Provided text |
◆ ◆ ◆ ◆
# Virgin Media: NO TV + NO INTERNET!!! any help..



## Sub-Zero (May 2, 2011)

Ok guys i need some help asap, my cable tv and broadband (posting from mates house) hasn't been working for the last 2 days. I have an error code on my box that say LD:20...?

Now i have called up the tech team and the earliest they can get someone to me is on Wednesday!! thats 5 days total without TV or Internet...!! :cursing:

Can anyone help me resolve this issue? or has anyone experienced the same error?

I have checked all the connections and nothing seems out of place...

I'm getting sick and tired of Virgin media and I am so close to terminating my contract and going to SKY!!

Help needed guys..

Thanks for reading


----------



## Milky (Nov 30, 2008)

I cant help mate but l too am becoming fed up of there sh*t customer service..


----------



## Ackee&amp;Saltfish (Mar 18, 2011)

Ive just switched to sky i hate virgin media and their call center in india!!
◆ ◆ ◆ ◆
Given data |
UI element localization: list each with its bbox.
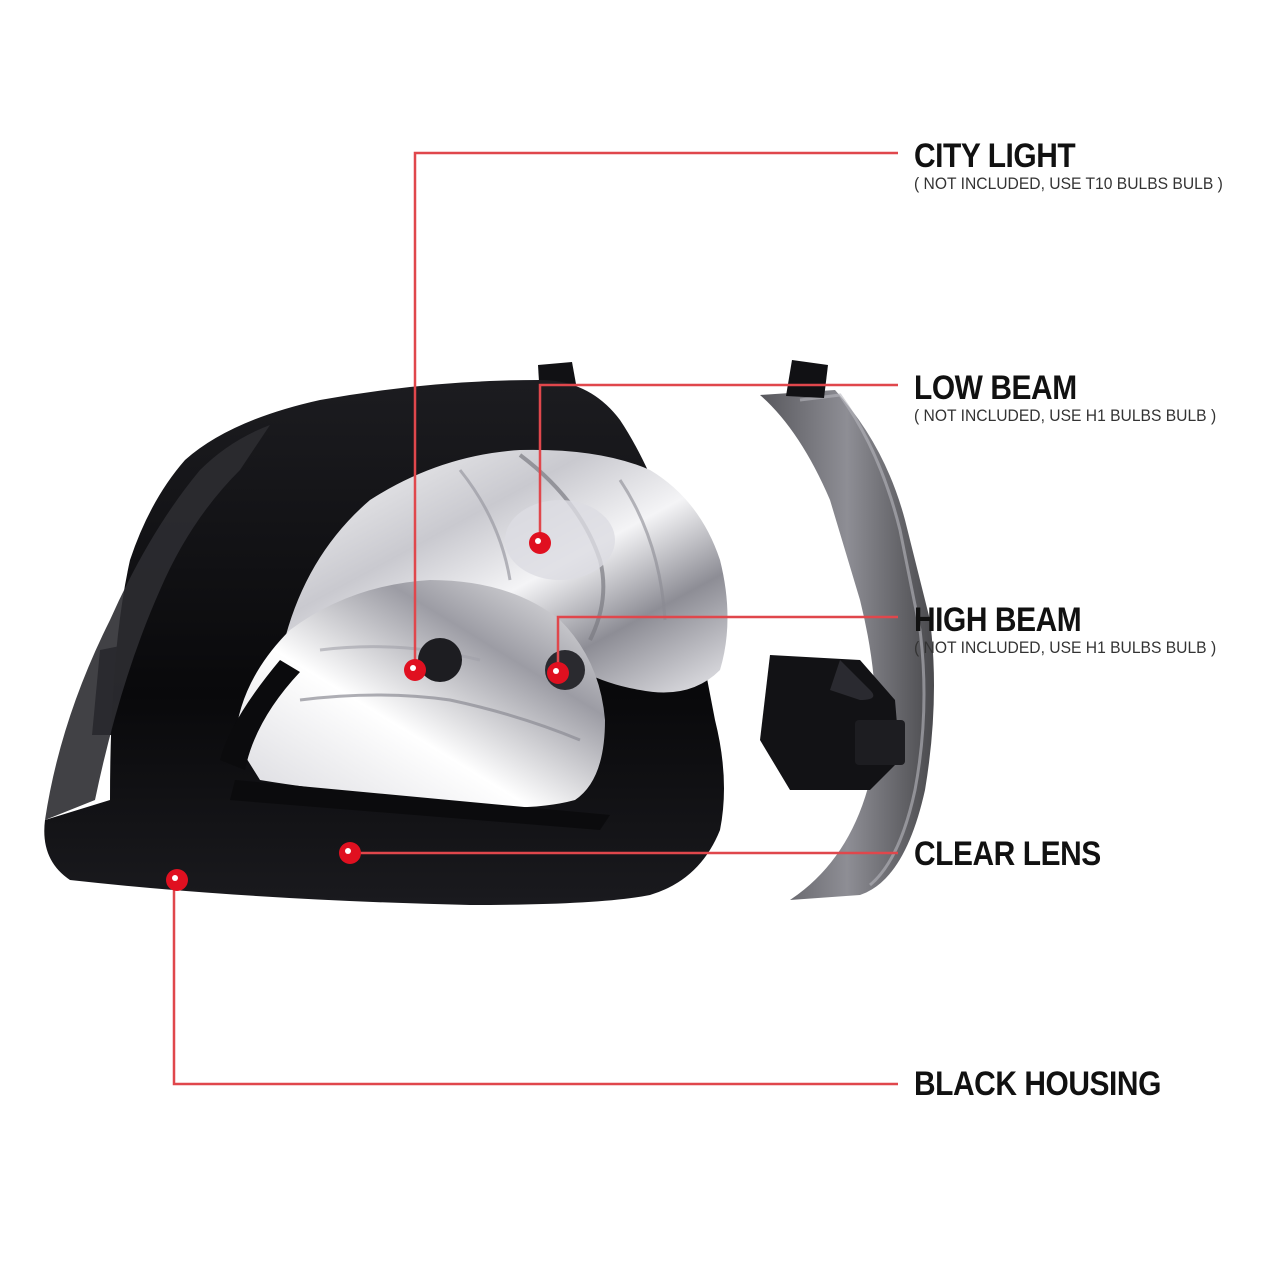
◆ ◆ ◆ ◆
Exercise set |
[1] Transcribe the part of the Virgin Media thread starting with "I have checked" and going on through "going to SKY!!".
[2] In one to three sentences, explain why Ackee&Saltfish switched to Sky, according to the Virgin Media thread.
[3] What error code does Sub-Zero report seeing on the box in the Virgin Media thread?
The material has no connection to the Virgin Media thread.

Solutions per task |
[1]
I have checked all the connections and nothing seems out of place...

I'm getting sick and tired of Virgin media and I am so close to terminating my contract and going to SKY!!

[2] Ackee&Saltfish switched to Sky because they hate Virgin Media and its call center in India.

[3] LD:20